━━ Text shown ━━
George Shillibeer (1797-1866) began his famous bus service from Paddington Green to bank of England on 4th July 1829. The first were a series of three deckers pulled by three horses abreast. Later, because of complaints about the width he introduced two-abrest with a third and forth horse kept as a back-up for long hills.
By 1834 Shillibeer was part-owner of 60 buses and 600 horses.
1797 August 11th. Born in St Marylebone the son of Abraham and Elizabeth Shillibeer. Christened in St Mary's Church, St Marylebone on 22 October 1797.
Worked for the coach company Hatchetts in Long Acre, the coach-building district of the capital.
In the 1820s he was offered work in Paris, France where he was commissioned to build some unusually large horse-drawn coaches of "novel design". The aim was to design a coach capable of transporting a whole group of people, perhaps two dozen, at a time. Shillibeer's design worked, and was very stable. It was introduced into the streets of Paris in 1827. Shortly afterwards, Shillibeer built another for a private Quaker school in Stoke Newington near London; this with a total of twenty-five seats, and which entered history as the first school bus.
━━━
**Task goal:**
Please write out the George Shillibeer text from "George Shillibeer (1797-1866)" to "for long hills.".
━━ Provided information ━━
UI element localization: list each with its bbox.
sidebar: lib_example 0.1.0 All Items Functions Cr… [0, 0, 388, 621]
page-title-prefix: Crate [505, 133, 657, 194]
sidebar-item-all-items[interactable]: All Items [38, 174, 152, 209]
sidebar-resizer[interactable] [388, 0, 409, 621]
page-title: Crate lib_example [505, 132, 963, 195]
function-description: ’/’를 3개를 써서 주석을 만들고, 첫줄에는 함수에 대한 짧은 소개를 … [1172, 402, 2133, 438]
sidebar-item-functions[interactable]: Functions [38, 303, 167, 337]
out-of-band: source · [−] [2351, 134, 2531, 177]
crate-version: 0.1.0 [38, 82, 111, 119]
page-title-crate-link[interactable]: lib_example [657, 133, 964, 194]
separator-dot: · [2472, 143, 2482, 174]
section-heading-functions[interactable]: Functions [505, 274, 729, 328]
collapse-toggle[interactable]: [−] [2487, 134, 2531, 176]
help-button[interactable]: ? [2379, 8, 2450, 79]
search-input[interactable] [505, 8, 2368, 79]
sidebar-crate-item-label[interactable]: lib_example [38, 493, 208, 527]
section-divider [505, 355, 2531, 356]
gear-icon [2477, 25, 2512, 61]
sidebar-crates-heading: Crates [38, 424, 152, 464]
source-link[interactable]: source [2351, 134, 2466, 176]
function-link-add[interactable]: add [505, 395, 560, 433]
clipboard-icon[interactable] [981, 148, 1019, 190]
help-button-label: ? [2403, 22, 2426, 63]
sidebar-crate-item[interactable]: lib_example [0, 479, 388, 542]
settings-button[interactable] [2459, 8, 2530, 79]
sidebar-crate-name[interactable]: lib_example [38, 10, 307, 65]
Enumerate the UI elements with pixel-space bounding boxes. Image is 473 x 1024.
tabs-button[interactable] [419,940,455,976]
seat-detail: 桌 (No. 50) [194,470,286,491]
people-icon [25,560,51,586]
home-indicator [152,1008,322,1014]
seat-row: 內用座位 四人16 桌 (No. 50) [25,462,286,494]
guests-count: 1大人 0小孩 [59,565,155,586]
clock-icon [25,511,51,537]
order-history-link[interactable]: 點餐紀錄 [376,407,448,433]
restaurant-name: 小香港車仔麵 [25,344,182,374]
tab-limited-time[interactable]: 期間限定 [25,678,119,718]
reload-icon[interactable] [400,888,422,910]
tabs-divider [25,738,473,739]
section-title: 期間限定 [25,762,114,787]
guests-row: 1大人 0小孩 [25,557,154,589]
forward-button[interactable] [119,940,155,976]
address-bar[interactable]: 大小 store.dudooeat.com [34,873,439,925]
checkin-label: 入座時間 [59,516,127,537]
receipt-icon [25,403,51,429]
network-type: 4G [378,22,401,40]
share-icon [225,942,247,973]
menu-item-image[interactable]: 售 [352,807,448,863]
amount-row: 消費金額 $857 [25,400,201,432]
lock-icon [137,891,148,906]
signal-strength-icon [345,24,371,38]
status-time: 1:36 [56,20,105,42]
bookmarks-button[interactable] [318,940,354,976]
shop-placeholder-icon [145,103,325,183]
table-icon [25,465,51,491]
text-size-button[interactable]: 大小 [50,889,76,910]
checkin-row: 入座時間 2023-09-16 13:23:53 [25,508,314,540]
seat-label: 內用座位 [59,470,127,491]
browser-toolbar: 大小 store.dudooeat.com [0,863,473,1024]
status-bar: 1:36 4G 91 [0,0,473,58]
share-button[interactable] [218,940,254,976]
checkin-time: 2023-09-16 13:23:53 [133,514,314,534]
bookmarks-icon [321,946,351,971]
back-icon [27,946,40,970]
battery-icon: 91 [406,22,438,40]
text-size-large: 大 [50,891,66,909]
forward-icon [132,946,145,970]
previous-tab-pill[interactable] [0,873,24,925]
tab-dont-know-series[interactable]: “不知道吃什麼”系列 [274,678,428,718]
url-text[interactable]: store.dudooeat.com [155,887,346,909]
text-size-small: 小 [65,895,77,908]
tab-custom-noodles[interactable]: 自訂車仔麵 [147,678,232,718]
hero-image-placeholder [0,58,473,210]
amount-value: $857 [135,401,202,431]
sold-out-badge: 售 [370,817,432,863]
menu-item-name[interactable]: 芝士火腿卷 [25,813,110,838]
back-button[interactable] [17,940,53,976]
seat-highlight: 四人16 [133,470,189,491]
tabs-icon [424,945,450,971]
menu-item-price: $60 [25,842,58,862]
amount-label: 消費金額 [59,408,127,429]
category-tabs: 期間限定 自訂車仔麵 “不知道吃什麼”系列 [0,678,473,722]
━━━
**Worked answer:**
George Shillibeer (1797-1866) began his famous bus service from Paddington Green to bank of England on 4th July 1829. The first were a series of three deckers pulled by three horses abreast. Later, because of complaints about the width he introduced two-abrest with a third and forth horse kept as a back-up for long hills.